# START OF STORED DATA
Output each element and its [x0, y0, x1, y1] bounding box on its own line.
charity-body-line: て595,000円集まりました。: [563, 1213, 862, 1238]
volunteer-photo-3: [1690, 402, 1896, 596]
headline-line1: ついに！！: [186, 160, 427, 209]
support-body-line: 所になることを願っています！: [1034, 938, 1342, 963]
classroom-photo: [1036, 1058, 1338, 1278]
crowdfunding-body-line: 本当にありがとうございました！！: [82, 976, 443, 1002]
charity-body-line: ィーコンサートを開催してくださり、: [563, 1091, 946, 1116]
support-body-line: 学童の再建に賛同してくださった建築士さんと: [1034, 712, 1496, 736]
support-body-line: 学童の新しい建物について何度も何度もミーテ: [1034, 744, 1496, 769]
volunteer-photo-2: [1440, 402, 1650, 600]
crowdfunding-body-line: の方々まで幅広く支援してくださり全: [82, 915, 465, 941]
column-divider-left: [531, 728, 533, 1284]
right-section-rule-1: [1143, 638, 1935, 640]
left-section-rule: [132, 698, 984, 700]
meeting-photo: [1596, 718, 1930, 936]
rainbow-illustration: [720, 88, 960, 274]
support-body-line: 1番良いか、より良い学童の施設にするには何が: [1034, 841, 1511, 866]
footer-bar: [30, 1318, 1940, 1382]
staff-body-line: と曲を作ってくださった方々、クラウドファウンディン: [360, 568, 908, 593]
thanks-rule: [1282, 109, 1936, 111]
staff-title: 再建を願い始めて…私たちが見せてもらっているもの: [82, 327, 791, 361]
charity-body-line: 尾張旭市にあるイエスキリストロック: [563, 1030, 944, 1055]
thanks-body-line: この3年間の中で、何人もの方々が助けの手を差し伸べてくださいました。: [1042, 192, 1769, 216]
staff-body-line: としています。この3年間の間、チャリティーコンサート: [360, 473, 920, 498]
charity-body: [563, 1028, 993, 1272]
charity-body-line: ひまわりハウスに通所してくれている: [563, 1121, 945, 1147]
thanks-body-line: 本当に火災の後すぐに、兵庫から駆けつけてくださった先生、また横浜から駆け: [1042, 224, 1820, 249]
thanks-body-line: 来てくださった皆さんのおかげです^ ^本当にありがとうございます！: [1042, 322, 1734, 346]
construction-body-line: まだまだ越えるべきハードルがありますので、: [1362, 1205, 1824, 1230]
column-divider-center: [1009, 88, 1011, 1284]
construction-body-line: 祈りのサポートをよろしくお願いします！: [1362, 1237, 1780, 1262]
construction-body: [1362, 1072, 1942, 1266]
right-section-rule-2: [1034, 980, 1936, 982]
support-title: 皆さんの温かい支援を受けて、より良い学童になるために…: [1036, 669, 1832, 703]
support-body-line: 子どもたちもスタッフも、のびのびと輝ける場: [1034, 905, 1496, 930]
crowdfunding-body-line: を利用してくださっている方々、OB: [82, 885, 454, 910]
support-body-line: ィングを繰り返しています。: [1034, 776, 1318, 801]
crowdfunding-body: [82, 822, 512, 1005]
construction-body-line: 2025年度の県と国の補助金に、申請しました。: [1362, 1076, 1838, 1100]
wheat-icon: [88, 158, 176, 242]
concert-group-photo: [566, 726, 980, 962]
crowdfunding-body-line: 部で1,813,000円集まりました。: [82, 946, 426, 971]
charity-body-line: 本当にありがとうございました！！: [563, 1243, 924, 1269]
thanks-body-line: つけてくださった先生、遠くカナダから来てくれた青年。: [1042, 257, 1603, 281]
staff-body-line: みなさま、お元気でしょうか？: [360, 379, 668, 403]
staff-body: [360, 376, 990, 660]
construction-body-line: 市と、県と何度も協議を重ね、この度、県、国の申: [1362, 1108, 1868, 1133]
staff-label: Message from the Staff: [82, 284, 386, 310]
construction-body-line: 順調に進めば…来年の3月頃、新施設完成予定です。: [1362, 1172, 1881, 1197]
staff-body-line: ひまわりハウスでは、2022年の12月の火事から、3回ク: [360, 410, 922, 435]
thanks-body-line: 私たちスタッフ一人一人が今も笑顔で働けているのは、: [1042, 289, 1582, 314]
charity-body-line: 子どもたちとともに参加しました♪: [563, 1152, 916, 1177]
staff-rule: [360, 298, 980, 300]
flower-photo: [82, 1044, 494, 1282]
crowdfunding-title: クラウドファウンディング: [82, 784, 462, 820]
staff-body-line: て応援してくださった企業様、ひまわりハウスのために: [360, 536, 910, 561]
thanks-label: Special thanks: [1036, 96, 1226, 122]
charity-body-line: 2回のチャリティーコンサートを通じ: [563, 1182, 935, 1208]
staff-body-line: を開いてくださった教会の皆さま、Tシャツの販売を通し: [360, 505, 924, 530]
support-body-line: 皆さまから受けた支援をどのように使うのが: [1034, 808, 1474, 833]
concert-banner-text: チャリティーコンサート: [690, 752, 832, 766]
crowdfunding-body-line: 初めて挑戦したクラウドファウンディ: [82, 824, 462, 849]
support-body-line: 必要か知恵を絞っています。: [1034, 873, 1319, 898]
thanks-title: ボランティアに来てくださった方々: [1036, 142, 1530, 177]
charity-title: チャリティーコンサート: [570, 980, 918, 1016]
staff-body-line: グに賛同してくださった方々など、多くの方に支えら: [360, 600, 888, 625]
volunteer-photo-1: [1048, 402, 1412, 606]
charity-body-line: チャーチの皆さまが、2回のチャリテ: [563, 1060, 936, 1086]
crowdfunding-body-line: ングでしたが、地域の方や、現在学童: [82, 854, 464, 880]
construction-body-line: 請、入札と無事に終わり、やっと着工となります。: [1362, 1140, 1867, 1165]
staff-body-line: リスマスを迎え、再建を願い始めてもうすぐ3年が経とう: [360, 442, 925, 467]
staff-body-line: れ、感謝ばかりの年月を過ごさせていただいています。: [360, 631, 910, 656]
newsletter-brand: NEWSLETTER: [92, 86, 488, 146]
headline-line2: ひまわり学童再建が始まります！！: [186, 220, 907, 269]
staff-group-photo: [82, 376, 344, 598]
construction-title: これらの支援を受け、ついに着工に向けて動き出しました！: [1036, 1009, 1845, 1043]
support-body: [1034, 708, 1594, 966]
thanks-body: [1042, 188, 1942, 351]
# END OF STORED DATA
_TASK DETAILS_
Reproduce every one of the entries above verbatim, line for line.

_EXERCISE RESPONSE_
Output each element and its [x0, y0, x1, y1] bounding box on its own line.
charity-body-line: て595,000円集まりました。: [563, 1213, 862, 1238]
volunteer-photo-3: [1690, 402, 1896, 596]
headline-line1: ついに！！: [186, 160, 427, 209]
support-body-line: 所になることを願っています！: [1034, 938, 1342, 963]
classroom-photo: [1036, 1058, 1338, 1278]
crowdfunding-body-line: 本当にありがとうございました！！: [82, 976, 443, 1002]
charity-body-line: ィーコンサートを開催してくださり、: [563, 1091, 946, 1116]
support-body-line: 学童の再建に賛同してくださった建築士さんと: [1034, 712, 1496, 736]
support-body-line: 学童の新しい建物について何度も何度もミーテ: [1034, 744, 1496, 769]
volunteer-photo-2: [1440, 402, 1650, 600]
crowdfunding-body-line: の方々まで幅広く支援してくださり全: [82, 915, 465, 941]
column-divider-left: [531, 728, 533, 1284]
right-section-rule-1: [1143, 638, 1935, 640]
left-section-rule: [132, 698, 984, 700]
meeting-photo: [1596, 718, 1930, 936]
rainbow-illustration: [720, 88, 960, 274]
support-body-line: 1番良いか、より良い学童の施設にするには何が: [1034, 841, 1511, 866]
footer-bar: [30, 1318, 1940, 1382]
staff-body-line: と曲を作ってくださった方々、クラウドファウンディン: [360, 568, 908, 593]
thanks-rule: [1282, 109, 1936, 111]
staff-title: 再建を願い始めて…私たちが見せてもらっているもの: [82, 327, 791, 361]
charity-body-line: 尾張旭市にあるイエスキリストロック: [563, 1030, 944, 1055]
thanks-body-line: この3年間の中で、何人もの方々が助けの手を差し伸べてくださいました。: [1042, 192, 1769, 216]
staff-body-line: としています。この3年間の間、チャリティーコンサート: [360, 473, 920, 498]
charity-body: [563, 1028, 993, 1272]
charity-body-line: ひまわりハウスに通所してくれている: [563, 1121, 945, 1147]
thanks-body-line: 本当に火災の後すぐに、兵庫から駆けつけてくださった先生、また横浜から駆け: [1042, 224, 1820, 249]
thanks-body-line: 来てくださった皆さんのおかげです^ ^本当にありがとうございます！: [1042, 322, 1734, 346]
construction-body-line: まだまだ越えるべきハードルがありますので、: [1362, 1205, 1824, 1230]
column-divider-center: [1009, 88, 1011, 1284]
construction-body-line: 祈りのサポートをよろしくお願いします！: [1362, 1237, 1780, 1262]
construction-body: [1362, 1072, 1942, 1266]
right-section-rule-2: [1034, 980, 1936, 982]
support-title: 皆さんの温かい支援を受けて、より良い学童になるために…: [1036, 669, 1832, 703]
support-body-line: 子どもたちもスタッフも、のびのびと輝ける場: [1034, 905, 1496, 930]
crowdfunding-body-line: を利用してくださっている方々、OB: [82, 885, 454, 910]
support-body-line: ィングを繰り返しています。: [1034, 776, 1318, 801]
crowdfunding-body: [82, 822, 512, 1005]
construction-body-line: 2025年度の県と国の補助金に、申請しました。: [1362, 1076, 1838, 1100]
wheat-icon: [88, 158, 176, 242]
concert-group-photo: [566, 726, 980, 962]
crowdfunding-body-line: 部で1,813,000円集まりました。: [82, 946, 426, 971]
charity-body-line: 本当にありがとうございました！！: [563, 1243, 924, 1269]
thanks-body-line: つけてくださった先生、遠くカナダから来てくれた青年。: [1042, 257, 1603, 281]
staff-body-line: みなさま、お元気でしょうか？: [360, 379, 668, 403]
staff-body: [360, 376, 990, 660]
construction-body-line: 市と、県と何度も協議を重ね、この度、県、国の申: [1362, 1108, 1868, 1133]
staff-label: Message from the Staff: [82, 284, 386, 310]
construction-body-line: 順調に進めば…来年の3月頃、新施設完成予定です。: [1362, 1172, 1881, 1197]
staff-body-line: ひまわりハウスでは、2022年の12月の火事から、3回ク: [360, 410, 922, 435]
thanks-body-line: 私たちスタッフ一人一人が今も笑顔で働けているのは、: [1042, 289, 1582, 314]
charity-body-line: 子どもたちとともに参加しました♪: [563, 1152, 916, 1177]
staff-rule: [360, 298, 980, 300]
flower-photo: [82, 1044, 494, 1282]
crowdfunding-title: クラウドファウンディング: [82, 784, 462, 820]
staff-body-line: て応援してくださった企業様、ひまわりハウスのために: [360, 536, 910, 561]
thanks-label: Special thanks: [1036, 96, 1226, 122]
charity-body-line: 2回のチャリティーコンサートを通じ: [563, 1182, 935, 1208]
staff-body-line: を開いてくださった教会の皆さま、Tシャツの販売を通し: [360, 505, 924, 530]
support-body-line: 皆さまから受けた支援をどのように使うのが: [1034, 808, 1474, 833]
concert-banner-text: チャリティーコンサート: [690, 752, 832, 766]
crowdfunding-body-line: 初めて挑戦したクラウドファウンディ: [82, 824, 462, 849]
support-body-line: 必要か知恵を絞っています。: [1034, 873, 1319, 898]
thanks-title: ボランティアに来てくださった方々: [1036, 142, 1530, 177]
charity-title: チャリティーコンサート: [570, 980, 918, 1016]
staff-body-line: グに賛同してくださった方々など、多くの方に支えら: [360, 600, 888, 625]
volunteer-photo-1: [1048, 402, 1412, 606]
charity-body-line: チャーチの皆さまが、2回のチャリテ: [563, 1060, 936, 1086]
crowdfunding-body-line: ングでしたが、地域の方や、現在学童: [82, 854, 464, 880]
construction-body-line: 請、入札と無事に終わり、やっと着工となります。: [1362, 1140, 1867, 1165]
staff-body-line: リスマスを迎え、再建を願い始めてもうすぐ3年が経とう: [360, 442, 925, 467]
staff-body-line: れ、感謝ばかりの年月を過ごさせていただいています。: [360, 631, 910, 656]
newsletter-brand: NEWSLETTER: [92, 86, 488, 146]
headline-line2: ひまわり学童再建が始まります！！: [186, 220, 907, 269]
staff-group-photo: [82, 376, 344, 598]
construction-title: これらの支援を受け、ついに着工に向けて動き出しました！: [1036, 1009, 1845, 1043]
support-body: [1034, 708, 1594, 966]
thanks-body: [1042, 188, 1942, 351]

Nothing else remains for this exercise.